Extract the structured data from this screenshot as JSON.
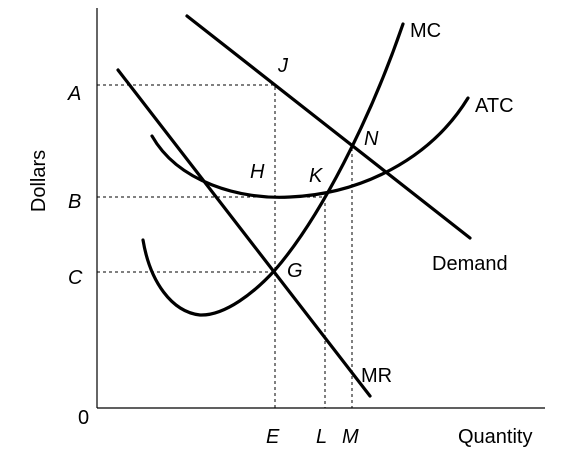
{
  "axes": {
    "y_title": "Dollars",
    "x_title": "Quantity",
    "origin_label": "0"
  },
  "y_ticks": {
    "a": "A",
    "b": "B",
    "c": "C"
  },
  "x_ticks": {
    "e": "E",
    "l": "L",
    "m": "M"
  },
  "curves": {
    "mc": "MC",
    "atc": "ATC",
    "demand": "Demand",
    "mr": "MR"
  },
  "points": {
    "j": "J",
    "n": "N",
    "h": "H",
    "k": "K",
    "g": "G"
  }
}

STATED PROBLEM: Omit the pictures, then output the rest of the listing exactly.

CORRECT RESPONSE:
Extract the structured data from this screenshot as JSON.
{
  "axes": {
    "y_title": "Dollars",
    "x_title": "Quantity",
    "origin_label": "0"
  },
  "y_ticks": {
    "a": "A",
    "b": "B",
    "c": "C"
  },
  "x_ticks": {
    "e": "E",
    "l": "L",
    "m": "M"
  },
  "curves": {
    "mc": "MC",
    "atc": "ATC",
    "demand": "Demand",
    "mr": "MR"
  },
  "points": {
    "j": "J",
    "n": "N",
    "h": "H",
    "k": "K",
    "g": "G"
  }
}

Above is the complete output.